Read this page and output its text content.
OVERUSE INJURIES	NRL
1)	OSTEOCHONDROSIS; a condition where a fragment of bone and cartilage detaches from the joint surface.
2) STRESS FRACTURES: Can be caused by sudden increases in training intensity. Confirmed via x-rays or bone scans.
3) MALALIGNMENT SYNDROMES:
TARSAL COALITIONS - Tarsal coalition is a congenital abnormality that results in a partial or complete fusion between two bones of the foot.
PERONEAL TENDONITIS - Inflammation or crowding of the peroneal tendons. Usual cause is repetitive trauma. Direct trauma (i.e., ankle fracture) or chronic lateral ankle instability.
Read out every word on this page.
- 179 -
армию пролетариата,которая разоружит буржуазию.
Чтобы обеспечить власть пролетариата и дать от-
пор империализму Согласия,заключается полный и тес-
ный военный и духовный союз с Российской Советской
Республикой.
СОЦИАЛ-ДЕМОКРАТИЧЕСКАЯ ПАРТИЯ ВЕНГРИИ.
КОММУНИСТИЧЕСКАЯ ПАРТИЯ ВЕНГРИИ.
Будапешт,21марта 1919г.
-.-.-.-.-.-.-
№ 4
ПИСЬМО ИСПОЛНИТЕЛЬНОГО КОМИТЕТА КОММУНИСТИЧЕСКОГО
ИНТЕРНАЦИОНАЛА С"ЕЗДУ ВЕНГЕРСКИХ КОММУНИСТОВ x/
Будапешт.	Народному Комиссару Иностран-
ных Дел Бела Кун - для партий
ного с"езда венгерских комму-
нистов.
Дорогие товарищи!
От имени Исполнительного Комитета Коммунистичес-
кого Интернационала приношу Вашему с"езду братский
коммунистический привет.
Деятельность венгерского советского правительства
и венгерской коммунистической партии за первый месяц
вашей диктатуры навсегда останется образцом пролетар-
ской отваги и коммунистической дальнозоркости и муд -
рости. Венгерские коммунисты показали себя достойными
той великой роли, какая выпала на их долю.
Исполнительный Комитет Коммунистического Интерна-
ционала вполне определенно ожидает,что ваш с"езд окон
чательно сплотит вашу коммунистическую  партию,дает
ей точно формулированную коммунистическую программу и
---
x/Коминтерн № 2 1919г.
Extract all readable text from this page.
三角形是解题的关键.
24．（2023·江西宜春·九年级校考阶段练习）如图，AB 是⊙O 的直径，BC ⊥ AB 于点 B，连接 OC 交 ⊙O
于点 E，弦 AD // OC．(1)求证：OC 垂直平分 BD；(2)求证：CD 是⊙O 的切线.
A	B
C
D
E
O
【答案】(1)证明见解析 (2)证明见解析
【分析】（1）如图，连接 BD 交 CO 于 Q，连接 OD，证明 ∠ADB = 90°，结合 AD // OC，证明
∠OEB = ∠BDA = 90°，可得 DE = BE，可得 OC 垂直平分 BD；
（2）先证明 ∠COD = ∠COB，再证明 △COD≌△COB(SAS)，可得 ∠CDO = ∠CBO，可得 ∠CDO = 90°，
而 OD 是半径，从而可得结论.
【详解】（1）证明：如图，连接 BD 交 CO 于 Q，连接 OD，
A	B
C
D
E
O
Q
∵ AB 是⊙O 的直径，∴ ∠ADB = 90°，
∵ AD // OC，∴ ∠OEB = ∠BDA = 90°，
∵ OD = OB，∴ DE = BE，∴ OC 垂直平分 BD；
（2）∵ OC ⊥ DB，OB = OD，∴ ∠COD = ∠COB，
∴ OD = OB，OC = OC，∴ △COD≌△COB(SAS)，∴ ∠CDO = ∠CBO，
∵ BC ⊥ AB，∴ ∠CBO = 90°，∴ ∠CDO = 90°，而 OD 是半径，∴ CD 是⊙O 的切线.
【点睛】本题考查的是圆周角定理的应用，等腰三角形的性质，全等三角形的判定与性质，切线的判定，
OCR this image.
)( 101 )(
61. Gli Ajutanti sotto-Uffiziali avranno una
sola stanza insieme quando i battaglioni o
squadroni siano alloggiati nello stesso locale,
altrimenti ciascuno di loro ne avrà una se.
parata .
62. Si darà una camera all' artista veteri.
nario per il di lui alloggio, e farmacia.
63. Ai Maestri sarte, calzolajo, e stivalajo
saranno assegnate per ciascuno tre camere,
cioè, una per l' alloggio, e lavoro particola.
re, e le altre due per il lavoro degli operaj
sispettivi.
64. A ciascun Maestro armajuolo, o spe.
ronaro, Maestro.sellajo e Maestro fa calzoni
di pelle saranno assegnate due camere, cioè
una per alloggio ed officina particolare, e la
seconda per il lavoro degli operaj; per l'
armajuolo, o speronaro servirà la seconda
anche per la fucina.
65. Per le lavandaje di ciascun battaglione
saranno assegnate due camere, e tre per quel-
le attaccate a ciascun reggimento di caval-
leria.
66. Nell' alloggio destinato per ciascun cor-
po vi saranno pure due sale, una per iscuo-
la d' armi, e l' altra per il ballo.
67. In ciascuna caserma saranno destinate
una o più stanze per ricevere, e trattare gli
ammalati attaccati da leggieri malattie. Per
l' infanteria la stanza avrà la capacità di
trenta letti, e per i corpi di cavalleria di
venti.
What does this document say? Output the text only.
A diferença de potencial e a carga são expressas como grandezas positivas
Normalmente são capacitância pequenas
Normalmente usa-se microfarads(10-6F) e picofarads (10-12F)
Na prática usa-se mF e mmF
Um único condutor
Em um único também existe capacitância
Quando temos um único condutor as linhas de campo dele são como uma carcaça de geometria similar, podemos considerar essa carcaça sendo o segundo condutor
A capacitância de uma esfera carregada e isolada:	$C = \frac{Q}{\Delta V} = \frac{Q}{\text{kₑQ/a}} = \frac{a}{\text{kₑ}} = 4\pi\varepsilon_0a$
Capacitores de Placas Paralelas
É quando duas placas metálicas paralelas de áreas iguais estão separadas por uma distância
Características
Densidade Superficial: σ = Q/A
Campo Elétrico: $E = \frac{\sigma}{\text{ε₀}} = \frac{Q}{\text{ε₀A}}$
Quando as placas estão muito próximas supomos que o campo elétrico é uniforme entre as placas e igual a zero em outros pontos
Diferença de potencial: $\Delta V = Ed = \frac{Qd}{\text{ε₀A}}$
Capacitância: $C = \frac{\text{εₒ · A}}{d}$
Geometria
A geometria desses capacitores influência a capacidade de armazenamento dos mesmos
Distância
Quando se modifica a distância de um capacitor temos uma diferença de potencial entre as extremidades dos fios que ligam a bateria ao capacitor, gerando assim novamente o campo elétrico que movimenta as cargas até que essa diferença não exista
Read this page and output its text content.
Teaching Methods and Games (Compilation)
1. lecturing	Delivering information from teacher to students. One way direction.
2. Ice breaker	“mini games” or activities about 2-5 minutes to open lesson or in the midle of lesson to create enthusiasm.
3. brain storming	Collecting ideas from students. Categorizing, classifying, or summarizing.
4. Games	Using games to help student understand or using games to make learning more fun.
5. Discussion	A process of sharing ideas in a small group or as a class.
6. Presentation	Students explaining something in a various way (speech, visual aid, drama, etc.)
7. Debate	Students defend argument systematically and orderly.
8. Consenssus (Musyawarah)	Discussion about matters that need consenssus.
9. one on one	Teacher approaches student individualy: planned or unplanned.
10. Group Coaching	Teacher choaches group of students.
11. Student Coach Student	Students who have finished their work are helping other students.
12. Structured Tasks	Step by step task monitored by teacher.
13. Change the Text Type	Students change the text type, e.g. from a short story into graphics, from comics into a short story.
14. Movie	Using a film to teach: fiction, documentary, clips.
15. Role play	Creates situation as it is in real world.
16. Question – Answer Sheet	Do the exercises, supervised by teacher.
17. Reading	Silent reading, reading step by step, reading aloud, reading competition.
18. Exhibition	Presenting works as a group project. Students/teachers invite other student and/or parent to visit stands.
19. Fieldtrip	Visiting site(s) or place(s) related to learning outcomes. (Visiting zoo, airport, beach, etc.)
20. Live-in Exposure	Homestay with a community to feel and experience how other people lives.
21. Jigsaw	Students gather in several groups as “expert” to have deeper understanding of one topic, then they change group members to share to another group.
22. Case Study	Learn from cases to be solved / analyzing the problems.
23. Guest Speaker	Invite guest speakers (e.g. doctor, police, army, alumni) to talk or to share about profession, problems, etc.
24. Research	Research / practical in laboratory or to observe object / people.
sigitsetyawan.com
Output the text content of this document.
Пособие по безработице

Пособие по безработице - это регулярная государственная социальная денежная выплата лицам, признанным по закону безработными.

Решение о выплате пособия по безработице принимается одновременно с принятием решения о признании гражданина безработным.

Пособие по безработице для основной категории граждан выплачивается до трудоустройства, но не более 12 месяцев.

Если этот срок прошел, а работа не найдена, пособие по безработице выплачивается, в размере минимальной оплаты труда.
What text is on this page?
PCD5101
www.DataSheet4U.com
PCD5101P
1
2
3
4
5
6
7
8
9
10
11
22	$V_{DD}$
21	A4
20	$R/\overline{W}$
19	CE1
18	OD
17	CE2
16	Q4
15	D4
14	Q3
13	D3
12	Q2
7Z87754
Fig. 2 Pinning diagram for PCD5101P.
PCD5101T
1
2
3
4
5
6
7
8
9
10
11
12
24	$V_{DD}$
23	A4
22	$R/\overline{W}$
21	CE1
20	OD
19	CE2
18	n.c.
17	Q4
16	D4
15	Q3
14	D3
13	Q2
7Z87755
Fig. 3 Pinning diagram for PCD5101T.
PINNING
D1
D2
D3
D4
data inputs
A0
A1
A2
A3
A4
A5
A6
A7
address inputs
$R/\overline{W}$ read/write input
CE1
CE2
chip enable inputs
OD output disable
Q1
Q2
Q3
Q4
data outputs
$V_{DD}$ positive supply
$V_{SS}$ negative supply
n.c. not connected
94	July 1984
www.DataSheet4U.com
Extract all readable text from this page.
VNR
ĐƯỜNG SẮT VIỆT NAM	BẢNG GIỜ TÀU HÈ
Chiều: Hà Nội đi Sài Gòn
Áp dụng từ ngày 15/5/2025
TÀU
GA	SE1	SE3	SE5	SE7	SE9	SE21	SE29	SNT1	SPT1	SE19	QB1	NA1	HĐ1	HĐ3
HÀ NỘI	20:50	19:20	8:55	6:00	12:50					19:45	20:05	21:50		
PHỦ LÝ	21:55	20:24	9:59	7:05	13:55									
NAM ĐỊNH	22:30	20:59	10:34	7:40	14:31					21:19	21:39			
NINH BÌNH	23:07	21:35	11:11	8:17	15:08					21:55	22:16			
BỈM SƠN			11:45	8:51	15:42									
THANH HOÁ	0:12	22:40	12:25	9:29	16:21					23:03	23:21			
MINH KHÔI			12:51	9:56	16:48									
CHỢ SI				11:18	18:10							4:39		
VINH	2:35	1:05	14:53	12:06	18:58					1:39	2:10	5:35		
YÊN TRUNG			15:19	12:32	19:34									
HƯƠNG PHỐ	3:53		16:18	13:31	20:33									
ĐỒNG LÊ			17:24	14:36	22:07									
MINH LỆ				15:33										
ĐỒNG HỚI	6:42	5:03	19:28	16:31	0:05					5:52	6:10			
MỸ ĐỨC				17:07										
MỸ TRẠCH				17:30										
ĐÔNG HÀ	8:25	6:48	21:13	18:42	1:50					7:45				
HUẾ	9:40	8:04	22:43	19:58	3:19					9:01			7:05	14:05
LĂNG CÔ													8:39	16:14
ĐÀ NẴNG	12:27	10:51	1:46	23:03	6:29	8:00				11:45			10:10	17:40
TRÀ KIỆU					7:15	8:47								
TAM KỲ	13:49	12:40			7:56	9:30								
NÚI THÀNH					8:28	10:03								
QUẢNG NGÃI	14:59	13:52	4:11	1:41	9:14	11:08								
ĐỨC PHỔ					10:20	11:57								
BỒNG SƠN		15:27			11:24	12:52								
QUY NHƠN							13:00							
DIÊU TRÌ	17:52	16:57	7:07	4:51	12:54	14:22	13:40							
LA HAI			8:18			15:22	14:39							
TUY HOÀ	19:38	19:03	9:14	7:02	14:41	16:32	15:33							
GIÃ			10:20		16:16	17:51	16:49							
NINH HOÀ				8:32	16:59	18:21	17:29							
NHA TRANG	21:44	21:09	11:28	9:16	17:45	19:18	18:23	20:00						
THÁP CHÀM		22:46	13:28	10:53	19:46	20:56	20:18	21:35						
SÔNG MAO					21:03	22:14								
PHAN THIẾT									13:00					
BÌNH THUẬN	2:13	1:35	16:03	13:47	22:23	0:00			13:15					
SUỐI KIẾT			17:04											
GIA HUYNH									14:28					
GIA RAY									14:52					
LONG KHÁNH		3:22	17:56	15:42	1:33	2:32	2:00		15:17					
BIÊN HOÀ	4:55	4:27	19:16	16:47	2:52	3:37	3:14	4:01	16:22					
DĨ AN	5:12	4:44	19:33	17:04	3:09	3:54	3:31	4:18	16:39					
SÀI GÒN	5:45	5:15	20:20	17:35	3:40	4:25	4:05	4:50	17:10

● ● ● ● ●

■ Aim of the exercise: Filter lines by "have" and return each hit.

■ Solution to this task:
11. Student Coach Student	Students who have finished their work are helping other students.
21. Jigsaw	Students gather in several groups as “expert” to have deeper understanding of one topic, then they change group members to share to another group.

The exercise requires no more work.